• **Supplied material**
########################################

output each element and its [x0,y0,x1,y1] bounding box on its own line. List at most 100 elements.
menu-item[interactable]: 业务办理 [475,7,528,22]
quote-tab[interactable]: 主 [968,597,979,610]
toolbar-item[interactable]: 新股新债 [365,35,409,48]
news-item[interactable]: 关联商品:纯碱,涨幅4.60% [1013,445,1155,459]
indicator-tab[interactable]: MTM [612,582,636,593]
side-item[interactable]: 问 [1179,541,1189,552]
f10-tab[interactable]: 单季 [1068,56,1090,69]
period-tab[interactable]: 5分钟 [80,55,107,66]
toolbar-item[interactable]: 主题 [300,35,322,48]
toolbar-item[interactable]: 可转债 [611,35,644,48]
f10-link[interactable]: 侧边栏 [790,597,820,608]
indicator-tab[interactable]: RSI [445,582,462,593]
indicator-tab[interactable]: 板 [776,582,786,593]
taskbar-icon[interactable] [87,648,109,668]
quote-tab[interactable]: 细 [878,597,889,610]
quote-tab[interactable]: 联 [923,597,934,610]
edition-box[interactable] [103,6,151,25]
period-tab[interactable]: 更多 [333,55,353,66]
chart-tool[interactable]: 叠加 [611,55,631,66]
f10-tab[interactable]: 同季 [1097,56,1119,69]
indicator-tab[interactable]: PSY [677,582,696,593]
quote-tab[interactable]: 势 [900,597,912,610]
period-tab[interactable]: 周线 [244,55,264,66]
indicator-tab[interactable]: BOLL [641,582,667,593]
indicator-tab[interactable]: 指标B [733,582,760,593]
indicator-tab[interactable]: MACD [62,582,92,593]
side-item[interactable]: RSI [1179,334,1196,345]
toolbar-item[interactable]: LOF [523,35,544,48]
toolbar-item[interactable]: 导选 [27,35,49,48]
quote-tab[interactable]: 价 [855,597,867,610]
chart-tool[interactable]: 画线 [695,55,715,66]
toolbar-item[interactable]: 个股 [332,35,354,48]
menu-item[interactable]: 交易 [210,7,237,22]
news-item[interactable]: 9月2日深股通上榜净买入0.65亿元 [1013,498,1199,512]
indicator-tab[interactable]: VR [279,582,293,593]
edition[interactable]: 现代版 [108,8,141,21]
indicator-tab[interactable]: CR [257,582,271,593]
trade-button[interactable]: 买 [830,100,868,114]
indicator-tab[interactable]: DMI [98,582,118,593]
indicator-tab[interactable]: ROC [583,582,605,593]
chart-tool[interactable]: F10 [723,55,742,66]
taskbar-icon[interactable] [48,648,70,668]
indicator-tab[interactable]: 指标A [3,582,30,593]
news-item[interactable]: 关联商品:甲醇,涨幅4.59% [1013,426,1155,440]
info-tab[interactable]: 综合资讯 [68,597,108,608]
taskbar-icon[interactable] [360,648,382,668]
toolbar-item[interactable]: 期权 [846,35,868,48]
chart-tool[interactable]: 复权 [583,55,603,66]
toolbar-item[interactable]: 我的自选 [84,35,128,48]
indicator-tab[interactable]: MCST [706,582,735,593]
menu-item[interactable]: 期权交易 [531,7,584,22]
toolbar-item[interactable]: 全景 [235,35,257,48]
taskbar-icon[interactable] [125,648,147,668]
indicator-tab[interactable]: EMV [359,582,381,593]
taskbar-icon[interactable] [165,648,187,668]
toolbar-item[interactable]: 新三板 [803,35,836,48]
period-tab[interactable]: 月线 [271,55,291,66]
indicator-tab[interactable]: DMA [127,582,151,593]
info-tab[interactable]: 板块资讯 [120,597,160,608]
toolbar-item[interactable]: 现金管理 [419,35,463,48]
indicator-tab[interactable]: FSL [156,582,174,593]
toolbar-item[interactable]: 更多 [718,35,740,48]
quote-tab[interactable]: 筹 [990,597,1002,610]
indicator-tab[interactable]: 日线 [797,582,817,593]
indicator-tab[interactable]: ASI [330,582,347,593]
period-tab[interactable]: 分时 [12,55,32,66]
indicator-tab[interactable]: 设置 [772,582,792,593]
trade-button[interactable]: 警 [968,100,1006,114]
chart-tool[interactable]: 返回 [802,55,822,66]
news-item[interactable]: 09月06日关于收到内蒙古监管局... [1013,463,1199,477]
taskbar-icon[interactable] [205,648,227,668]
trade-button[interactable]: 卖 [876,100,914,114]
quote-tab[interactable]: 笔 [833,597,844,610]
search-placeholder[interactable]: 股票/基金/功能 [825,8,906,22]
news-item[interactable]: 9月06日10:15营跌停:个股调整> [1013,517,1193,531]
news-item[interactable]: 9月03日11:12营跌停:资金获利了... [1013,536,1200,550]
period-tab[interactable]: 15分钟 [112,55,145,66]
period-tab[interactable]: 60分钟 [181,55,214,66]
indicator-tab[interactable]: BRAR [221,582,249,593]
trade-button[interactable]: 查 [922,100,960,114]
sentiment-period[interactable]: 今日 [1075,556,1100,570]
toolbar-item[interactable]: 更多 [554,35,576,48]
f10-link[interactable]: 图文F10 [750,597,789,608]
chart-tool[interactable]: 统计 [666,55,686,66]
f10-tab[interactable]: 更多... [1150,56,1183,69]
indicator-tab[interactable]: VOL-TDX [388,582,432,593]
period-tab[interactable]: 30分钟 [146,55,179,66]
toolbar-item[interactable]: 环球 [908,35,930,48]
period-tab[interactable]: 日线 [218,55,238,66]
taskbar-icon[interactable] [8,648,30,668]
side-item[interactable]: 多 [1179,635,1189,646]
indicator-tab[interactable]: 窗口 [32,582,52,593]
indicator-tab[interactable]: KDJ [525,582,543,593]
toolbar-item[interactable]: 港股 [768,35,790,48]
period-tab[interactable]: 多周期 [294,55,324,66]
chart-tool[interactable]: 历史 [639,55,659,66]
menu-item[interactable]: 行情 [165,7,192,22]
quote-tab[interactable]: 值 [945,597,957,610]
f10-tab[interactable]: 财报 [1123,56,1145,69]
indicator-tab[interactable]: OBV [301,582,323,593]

########################################

• **The problem**
Convert the lines above into a JSON array of strings, with one string per line and any blank lines omitted.

• **Answer to the exercise**
[
  "output each element and its [x0,y0,x1,y1] bounding box on its own line. List at most 100 elements.",
  "menu-item[interactable]: 业务办理 [475,7,528,22]",
  "quote-tab[interactable]: 主 [968,597,979,610]",
  "toolbar-item[interactable]: 新股新债 [365,35,409,48]",
  "news-item[interactable]: 关联商品:纯碱,涨幅4.60% [1013,445,1155,459]",
  "indicator-tab[interactable]: MTM [612,582,636,593]",
  "side-item[interactable]: 问 [1179,541,1189,552]",
  "f10-tab[interactable]: 单季 [1068,56,1090,69]",
  "period-tab[interactable]: 5分钟 [80,55,107,66]",
  "toolbar-item[interactable]: 主题 [300,35,322,48]",
  "toolbar-item[interactable]: 可转债 [611,35,644,48]",
  "f10-link[interactable]: 侧边栏 [790,597,820,608]",
  "indicator-tab[interactable]: RSI [445,582,462,593]",
  "indicator-tab[interactable]: 板 [776,582,786,593]",
  "taskbar-icon[interactable] [87,648,109,668]",
  "quote-tab[interactable]: 细 [878,597,889,610]",
  "quote-tab[interactable]: 联 [923,597,934,610]",
  "edition-box[interactable] [103,6,151,25]",
  "period-tab[interactable]: 更多 [333,55,353,66]",
  "chart-tool[interactable]: 叠加 [611,55,631,66]",
  "f10-tab[interactable]: 同季 [1097,56,1119,69]",
  "indicator-tab[interactable]: PSY [677,582,696,593]",
  "quote-tab[interactable]: 势 [900,597,912,610]",
  "period-tab[interactable]: 周线 [244,55,264,66]",
  "indicator-tab[interactable]: BOLL [641,582,667,593]",
  "indicator-tab[interactable]: 指标B [733,582,760,593]",
  "indicator-tab[interactable]: MACD [62,582,92,593]",
  "side-item[interactable]: RSI [1179,334,1196,345]",
  "toolbar-item[interactable]: LOF [523,35,544,48]",
  "toolbar-item[interactable]: 导选 [27,35,49,48]",
  "quote-tab[interactable]: 价 [855,597,867,610]",
  "chart-tool[interactable]: 画线 [695,55,715,66]",
  "toolbar-item[interactable]: 个股 [332,35,354,48]",
  "menu-item[interactable]: 交易 [210,7,237,22]",
  "news-item[interactable]: 9月2日深股通上榜净买入0.65亿元 [1013,498,1199,512]",
  "indicator-tab[interactable]: VR [279,582,293,593]",
  "edition[interactable]: 现代版 [108,8,141,21]",
  "indicator-tab[interactable]: CR [257,582,271,593]",
  "trade-button[interactable]: 买 [830,100,868,114]",
  "indicator-tab[interactable]: DMI [98,582,118,593]",
  "indicator-tab[interactable]: ROC [583,582,605,593]",
  "chart-tool[interactable]: F10 [723,55,742,66]",
  "taskbar-icon[interactable] [48,648,70,668]",
  "indicator-tab[interactable]: 指标A [3,582,30,593]",
  "news-item[interactable]: 关联商品:甲醇,涨幅4.59% [1013,426,1155,440]",
  "info-tab[interactable]: 综合资讯 [68,597,108,608]",
  "taskbar-icon[interactable] [360,648,382,668]",
  "toolbar-item[interactable]: 期权 [846,35,868,48]",
  "chart-tool[interactable]: 复权 [583,55,603,66]",
  "toolbar-item[interactable]: 我的自选 [84,35,128,48]",
  "indicator-tab[interactable]: MCST [706,582,735,593]",
  "menu-item[interactable]: 期权交易 [531,7,584,22]",
  "toolbar-item[interactable]: 全景 [235,35,257,48]",
  "taskbar-icon[interactable] [125,648,147,668]",
  "indicator-tab[interactable]: EMV [359,582,381,593]",
  "taskbar-icon[interactable] [165,648,187,668]",
  "toolbar-item[interactable]: 新三板 [803,35,836,48]",
  "period-tab[interactable]: 月线 [271,55,291,66]",
  "indicator-tab[interactable]: DMA [127,582,151,593]",
  "info-tab[interactable]: 板块资讯 [120,597,160,608]",
  "toolbar-item[interactable]: 现金管理 [419,35,463,48]",
  "indicator-tab[interactable]: FSL [156,582,174,593]",
  "toolbar-item[interactable]: 更多 [718,35,740,48]",
  "quote-tab[interactable]: 筹 [990,597,1002,610]",
  "indicator-tab[interactable]: 日线 [797,582,817,593]",
  "indicator-tab[interactable]: ASI [330,582,347,593]",
  "period-tab[interactable]: 分时 [12,55,32,66]",
  "indicator-tab[interactable]: 设置 [772,582,792,593]",
  "trade-button[interactable]: 警 [968,100,1006,114]",
  "chart-tool[interactable]: 返回 [802,55,822,66]",
  "news-item[interactable]: 09月06日关于收到内蒙古监管局... [1013,463,1199,477]",
  "taskbar-icon[interactable] [205,648,227,668]",
  "trade-button[interactable]: 卖 [876,100,914,114]",
  "quote-tab[interactable]: 笔 [833,597,844,610]",
  "search-placeholder[interactable]: 股票/基金/功能 [825,8,906,22]",
  "news-item[interactable]: 9月06日10:15营跌停:个股调整> [1013,517,1193,531]",
  "news-item[interactable]: 9月03日11:12营跌停:资金获利了... [1013,536,1200,550]",
  "period-tab[interactable]: 15分钟 [112,55,145,66]",
  "period-tab[interactable]: 60分钟 [181,55,214,66]",
  "indicator-tab[interactable]: BRAR [221,582,249,593]",
  "trade-button[interactable]: 查 [922,100,960,114]",
  "sentiment-period[interactable]: 今日 [1075,556,1100,570]",
  "toolbar-item[interactable]: 更多 [554,35,576,48]",
  "f10-link[interactable]: 图文F10 [750,597,789,608]",
  "chart-tool[interactable]: 统计 [666,55,686,66]",
  "f10-tab[interactable]: 更多... [1150,56,1183,69]",
  "indicator-tab[interactable]: VOL-TDX [388,582,432,593]",
  "period-tab[interactable]: 30分钟 [146,55,179,66]",
  "toolbar-item[interactable]: 环球 [908,35,930,48]",
  "period-tab[interactable]: 日线 [218,55,238,66]",
  "taskbar-icon[interactable] [8,648,30,668]",
  "side-item[interactable]: 多 [1179,635,1189,646]",
  "indicator-tab[interactable]: 窗口 [32,582,52,593]",
  "indicator-tab[interactable]: KDJ [525,582,543,593]",
  "toolbar-item[interactable]: 港股 [768,35,790,48]",
  "period-tab[interactable]: 多周期 [294,55,324,66]",
  "chart-tool[interactable]: 历史 [639,55,659,66]",
  "menu-item[interactable]: 行情 [165,7,192,22]",
  "quote-tab[interactable]: 值 [945,597,957,610]",
  "f10-tab[interactable]: 财报 [1123,56,1145,69]",
  "indicator-tab[interactable]: OBV [301,582,323,593]"
]